» **Work instructions**
Write only the number of lines in the records beneath that hold "mortality".

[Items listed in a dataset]
○ ○ ○ ○ ○
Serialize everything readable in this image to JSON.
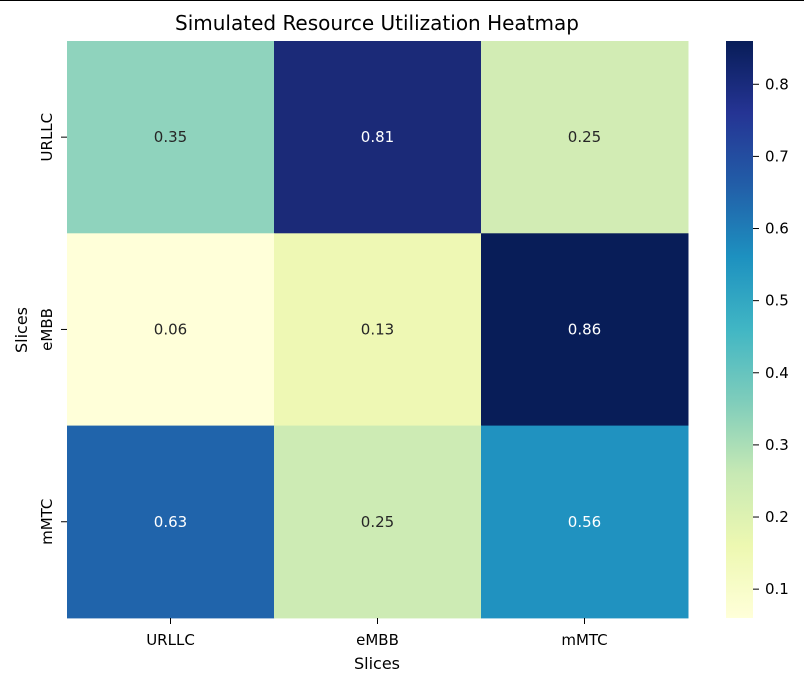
{
  "chart_data": {
    "type": "heatmap",
    "title": "Simulated Resource Utilization Heatmap",
    "xlabel": "Slices",
    "ylabel": "Slices",
    "x_categories": [
      "URLLC",
      "eMBB",
      "mMTC"
    ],
    "y_categories": [
      "URLLC",
      "eMBB",
      "mMTC"
    ],
    "values": [
      [
        0.35,
        0.81,
        0.25
      ],
      [
        0.06,
        0.13,
        0.86
      ],
      [
        0.63,
        0.25,
        0.56
      ]
    ],
    "annotations": [
      [
        "0.35",
        "0.81",
        "0.25"
      ],
      [
        "0.06",
        "0.13",
        "0.86"
      ],
      [
        "0.63",
        "0.25",
        "0.56"
      ]
    ],
    "colormap": "YlGnBu",
    "colorbar": {
      "range": [
        0.06,
        0.86
      ],
      "ticks": [
        0.1,
        0.2,
        0.3,
        0.4,
        0.5,
        0.6,
        0.7,
        0.8
      ],
      "tick_labels": [
        "0.1",
        "0.2",
        "0.3",
        "0.4",
        "0.5",
        "0.6",
        "0.7",
        "0.8"
      ]
    },
    "cell_colors": [
      [
        "#8fd3bd",
        "#1b2a78",
        "#d2ecb4"
      ],
      [
        "#ffffd9",
        "#eef8b4",
        "#081d58"
      ],
      [
        "#2064ab",
        "#cdebb4",
        "#2092c0"
      ]
    ],
    "annotation_colors": [
      [
        "#262626",
        "#ffffff",
        "#262626"
      ],
      [
        "#262626",
        "#262626",
        "#ffffff"
      ],
      [
        "#ffffff",
        "#262626",
        "#ffffff"
      ]
    ]
  }
}
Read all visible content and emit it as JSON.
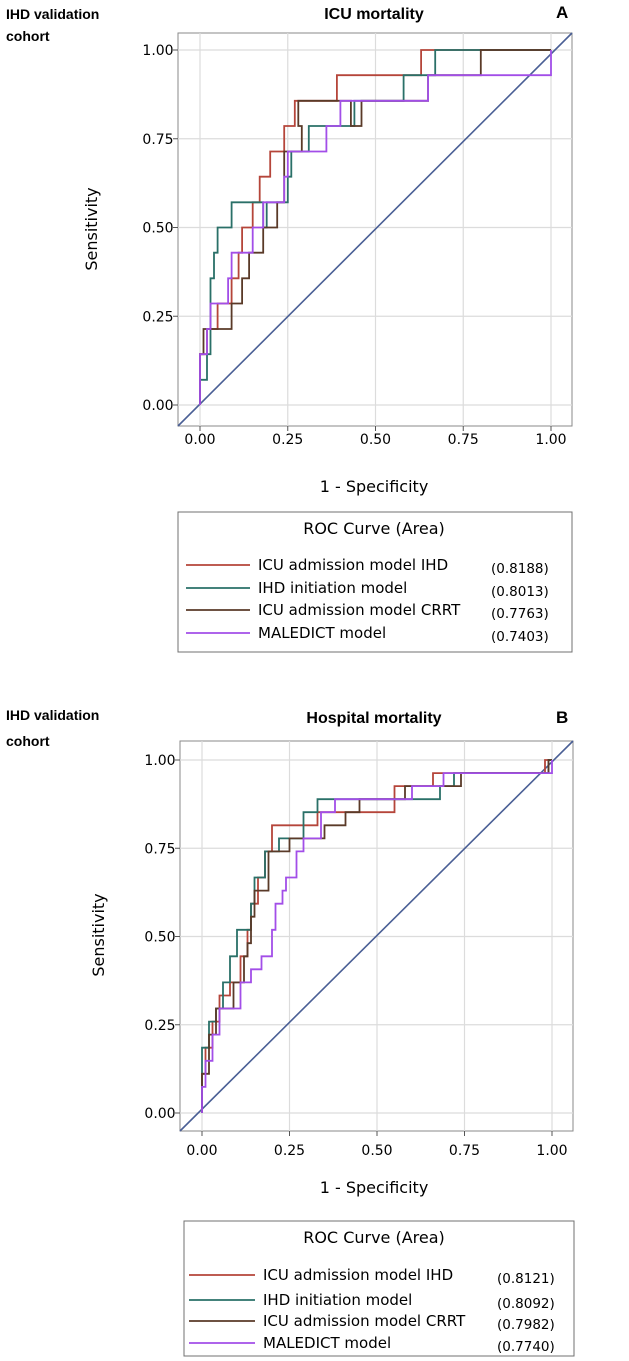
{
  "chart_data": [
    {
      "type": "line",
      "panel": "A",
      "cohort_label": [
        "IHD validation",
        "cohort"
      ],
      "title": "ICU mortality",
      "xlabel": "1 - Specificity",
      "ylabel": "Sensitivity",
      "xlim": [
        0,
        1
      ],
      "ylim": [
        0,
        1
      ],
      "xticks": [
        "0.00",
        "0.25",
        "0.50",
        "0.75",
        "1.00"
      ],
      "yticks": [
        "0.00",
        "0.25",
        "0.50",
        "0.75",
        "1.00"
      ],
      "grid": true,
      "reference_line": true,
      "legend_title": "ROC Curve (Area)",
      "series": [
        {
          "name": "ICU admission model IHD",
          "area": "(0.8188)",
          "color": "#b5453a",
          "points": [
            [
              0,
              0
            ],
            [
              0,
              0.143
            ],
            [
              0.02,
              0.143
            ],
            [
              0.02,
              0.214
            ],
            [
              0.05,
              0.214
            ],
            [
              0.05,
              0.286
            ],
            [
              0.09,
              0.286
            ],
            [
              0.09,
              0.357
            ],
            [
              0.11,
              0.357
            ],
            [
              0.11,
              0.429
            ],
            [
              0.12,
              0.429
            ],
            [
              0.12,
              0.5
            ],
            [
              0.15,
              0.5
            ],
            [
              0.15,
              0.571
            ],
            [
              0.17,
              0.571
            ],
            [
              0.17,
              0.643
            ],
            [
              0.2,
              0.643
            ],
            [
              0.2,
              0.714
            ],
            [
              0.24,
              0.714
            ],
            [
              0.24,
              0.786
            ],
            [
              0.27,
              0.786
            ],
            [
              0.27,
              0.857
            ],
            [
              0.39,
              0.857
            ],
            [
              0.39,
              0.929
            ],
            [
              0.63,
              0.929
            ],
            [
              0.63,
              1.0
            ],
            [
              1.0,
              1.0
            ]
          ]
        },
        {
          "name": "IHD initiation model",
          "area": "(0.8013)",
          "color": "#2a7068",
          "points": [
            [
              0,
              0
            ],
            [
              0,
              0.071
            ],
            [
              0.02,
              0.071
            ],
            [
              0.02,
              0.143
            ],
            [
              0.03,
              0.143
            ],
            [
              0.03,
              0.357
            ],
            [
              0.04,
              0.357
            ],
            [
              0.04,
              0.429
            ],
            [
              0.05,
              0.429
            ],
            [
              0.05,
              0.5
            ],
            [
              0.09,
              0.5
            ],
            [
              0.09,
              0.571
            ],
            [
              0.18,
              0.571
            ],
            [
              0.18,
              0.5
            ],
            [
              0.19,
              0.5
            ],
            [
              0.19,
              0.571
            ],
            [
              0.25,
              0.571
            ],
            [
              0.25,
              0.643
            ],
            [
              0.26,
              0.643
            ],
            [
              0.26,
              0.714
            ],
            [
              0.31,
              0.714
            ],
            [
              0.31,
              0.786
            ],
            [
              0.44,
              0.786
            ],
            [
              0.44,
              0.857
            ],
            [
              0.58,
              0.857
            ],
            [
              0.58,
              0.929
            ],
            [
              0.67,
              0.929
            ],
            [
              0.67,
              1.0
            ],
            [
              1.0,
              1.0
            ]
          ]
        },
        {
          "name": "ICU admission model CRRT",
          "area": "(0.7763)",
          "color": "#5a3a28",
          "points": [
            [
              0,
              0
            ],
            [
              0,
              0.143
            ],
            [
              0.01,
              0.143
            ],
            [
              0.01,
              0.214
            ],
            [
              0.09,
              0.214
            ],
            [
              0.09,
              0.286
            ],
            [
              0.12,
              0.286
            ],
            [
              0.12,
              0.357
            ],
            [
              0.14,
              0.357
            ],
            [
              0.14,
              0.429
            ],
            [
              0.18,
              0.429
            ],
            [
              0.18,
              0.5
            ],
            [
              0.22,
              0.5
            ],
            [
              0.22,
              0.571
            ],
            [
              0.24,
              0.571
            ],
            [
              0.24,
              0.714
            ],
            [
              0.29,
              0.714
            ],
            [
              0.29,
              0.786
            ],
            [
              0.28,
              0.786
            ],
            [
              0.28,
              0.857
            ],
            [
              0.43,
              0.857
            ],
            [
              0.43,
              0.786
            ],
            [
              0.46,
              0.786
            ],
            [
              0.46,
              0.857
            ],
            [
              0.65,
              0.857
            ],
            [
              0.65,
              0.929
            ],
            [
              0.8,
              0.929
            ],
            [
              0.8,
              1.0
            ],
            [
              1.0,
              1.0
            ]
          ]
        },
        {
          "name": "MALEDICT model",
          "area": "(0.7403)",
          "color": "#a24ee8",
          "points": [
            [
              0,
              0
            ],
            [
              0,
              0.143
            ],
            [
              0.02,
              0.143
            ],
            [
              0.02,
              0.214
            ],
            [
              0.03,
              0.214
            ],
            [
              0.03,
              0.286
            ],
            [
              0.08,
              0.286
            ],
            [
              0.08,
              0.357
            ],
            [
              0.09,
              0.357
            ],
            [
              0.09,
              0.429
            ],
            [
              0.15,
              0.429
            ],
            [
              0.15,
              0.5
            ],
            [
              0.18,
              0.5
            ],
            [
              0.18,
              0.571
            ],
            [
              0.24,
              0.571
            ],
            [
              0.24,
              0.643
            ],
            [
              0.25,
              0.643
            ],
            [
              0.25,
              0.714
            ],
            [
              0.36,
              0.714
            ],
            [
              0.36,
              0.786
            ],
            [
              0.4,
              0.786
            ],
            [
              0.4,
              0.857
            ],
            [
              0.65,
              0.857
            ],
            [
              0.65,
              0.929
            ],
            [
              1.0,
              0.929
            ],
            [
              1.0,
              1.0
            ]
          ]
        }
      ]
    },
    {
      "type": "line",
      "panel": "B",
      "cohort_label": [
        "IHD validation",
        "cohort"
      ],
      "title": "Hospital mortality",
      "xlabel": "1 - Specificity",
      "ylabel": "Sensitivity",
      "xlim": [
        0,
        1
      ],
      "ylim": [
        0,
        1
      ],
      "xticks": [
        "0.00",
        "0.25",
        "0.50",
        "0.75",
        "1.00"
      ],
      "yticks": [
        "0.00",
        "0.25",
        "0.50",
        "0.75",
        "1.00"
      ],
      "grid": true,
      "reference_line": true,
      "legend_title": "ROC Curve (Area)",
      "series": [
        {
          "name": "ICU admission model IHD",
          "area": "(0.8121)",
          "color": "#b5453a",
          "points": [
            [
              0,
              0
            ],
            [
              0,
              0.111
            ],
            [
              0.01,
              0.111
            ],
            [
              0.01,
              0.185
            ],
            [
              0.03,
              0.185
            ],
            [
              0.03,
              0.259
            ],
            [
              0.05,
              0.259
            ],
            [
              0.05,
              0.333
            ],
            [
              0.08,
              0.333
            ],
            [
              0.08,
              0.37
            ],
            [
              0.11,
              0.37
            ],
            [
              0.11,
              0.444
            ],
            [
              0.13,
              0.444
            ],
            [
              0.13,
              0.519
            ],
            [
              0.14,
              0.519
            ],
            [
              0.14,
              0.593
            ],
            [
              0.16,
              0.593
            ],
            [
              0.16,
              0.667
            ],
            [
              0.18,
              0.667
            ],
            [
              0.18,
              0.741
            ],
            [
              0.2,
              0.741
            ],
            [
              0.2,
              0.815
            ],
            [
              0.33,
              0.815
            ],
            [
              0.33,
              0.852
            ],
            [
              0.55,
              0.852
            ],
            [
              0.55,
              0.926
            ],
            [
              0.66,
              0.926
            ],
            [
              0.66,
              0.963
            ],
            [
              0.98,
              0.963
            ],
            [
              0.98,
              1.0
            ],
            [
              1.0,
              1.0
            ]
          ]
        },
        {
          "name": "IHD initiation model",
          "area": "(0.8092)",
          "color": "#2a7068",
          "points": [
            [
              0,
              0
            ],
            [
              0,
              0.185
            ],
            [
              0.02,
              0.185
            ],
            [
              0.02,
              0.259
            ],
            [
              0.04,
              0.259
            ],
            [
              0.04,
              0.296
            ],
            [
              0.06,
              0.296
            ],
            [
              0.06,
              0.37
            ],
            [
              0.08,
              0.37
            ],
            [
              0.08,
              0.444
            ],
            [
              0.1,
              0.444
            ],
            [
              0.1,
              0.519
            ],
            [
              0.14,
              0.519
            ],
            [
              0.14,
              0.593
            ],
            [
              0.15,
              0.593
            ],
            [
              0.15,
              0.667
            ],
            [
              0.18,
              0.667
            ],
            [
              0.18,
              0.741
            ],
            [
              0.22,
              0.741
            ],
            [
              0.22,
              0.778
            ],
            [
              0.29,
              0.778
            ],
            [
              0.29,
              0.852
            ],
            [
              0.33,
              0.852
            ],
            [
              0.33,
              0.889
            ],
            [
              0.68,
              0.889
            ],
            [
              0.68,
              0.926
            ],
            [
              0.72,
              0.926
            ],
            [
              0.72,
              0.963
            ],
            [
              0.99,
              0.963
            ],
            [
              0.99,
              1.0
            ],
            [
              1.0,
              1.0
            ]
          ]
        },
        {
          "name": "ICU admission model CRRT",
          "area": "(0.7982)",
          "color": "#5a3a28",
          "points": [
            [
              0,
              0
            ],
            [
              0,
              0.111
            ],
            [
              0.02,
              0.111
            ],
            [
              0.02,
              0.222
            ],
            [
              0.04,
              0.222
            ],
            [
              0.04,
              0.296
            ],
            [
              0.09,
              0.296
            ],
            [
              0.09,
              0.37
            ],
            [
              0.12,
              0.37
            ],
            [
              0.12,
              0.444
            ],
            [
              0.13,
              0.444
            ],
            [
              0.13,
              0.481
            ],
            [
              0.14,
              0.481
            ],
            [
              0.14,
              0.556
            ],
            [
              0.15,
              0.556
            ],
            [
              0.15,
              0.63
            ],
            [
              0.19,
              0.63
            ],
            [
              0.19,
              0.741
            ],
            [
              0.25,
              0.741
            ],
            [
              0.25,
              0.778
            ],
            [
              0.35,
              0.778
            ],
            [
              0.35,
              0.815
            ],
            [
              0.41,
              0.815
            ],
            [
              0.41,
              0.852
            ],
            [
              0.45,
              0.852
            ],
            [
              0.45,
              0.889
            ],
            [
              0.58,
              0.889
            ],
            [
              0.58,
              0.926
            ],
            [
              0.74,
              0.926
            ],
            [
              0.74,
              0.963
            ],
            [
              0.99,
              0.963
            ],
            [
              0.99,
              1.0
            ],
            [
              1.0,
              1.0
            ]
          ]
        },
        {
          "name": "MALEDICT model",
          "area": "(0.7740)",
          "color": "#a24ee8",
          "points": [
            [
              0,
              0
            ],
            [
              0,
              0.074
            ],
            [
              0.01,
              0.074
            ],
            [
              0.01,
              0.148
            ],
            [
              0.03,
              0.148
            ],
            [
              0.03,
              0.222
            ],
            [
              0.05,
              0.222
            ],
            [
              0.05,
              0.296
            ],
            [
              0.11,
              0.296
            ],
            [
              0.11,
              0.37
            ],
            [
              0.14,
              0.37
            ],
            [
              0.14,
              0.407
            ],
            [
              0.17,
              0.407
            ],
            [
              0.17,
              0.444
            ],
            [
              0.2,
              0.444
            ],
            [
              0.2,
              0.519
            ],
            [
              0.21,
              0.519
            ],
            [
              0.21,
              0.593
            ],
            [
              0.23,
              0.593
            ],
            [
              0.23,
              0.63
            ],
            [
              0.24,
              0.63
            ],
            [
              0.24,
              0.667
            ],
            [
              0.27,
              0.667
            ],
            [
              0.27,
              0.741
            ],
            [
              0.29,
              0.741
            ],
            [
              0.29,
              0.778
            ],
            [
              0.34,
              0.778
            ],
            [
              0.34,
              0.852
            ],
            [
              0.38,
              0.852
            ],
            [
              0.38,
              0.889
            ],
            [
              0.6,
              0.889
            ],
            [
              0.6,
              0.926
            ],
            [
              0.69,
              0.926
            ],
            [
              0.69,
              0.963
            ],
            [
              1.0,
              0.963
            ],
            [
              1.0,
              1.0
            ]
          ]
        }
      ]
    }
  ]
}
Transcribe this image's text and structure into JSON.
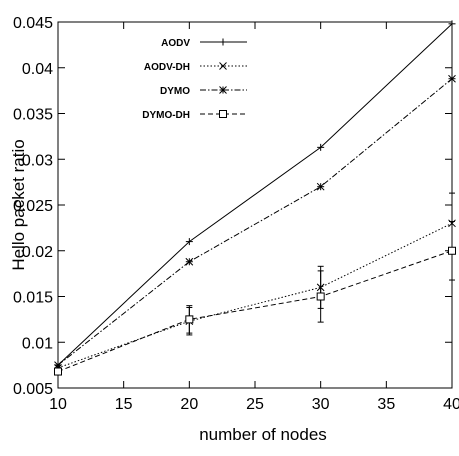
○ ○ ○ ○ ○
» **Result of this exercise**
2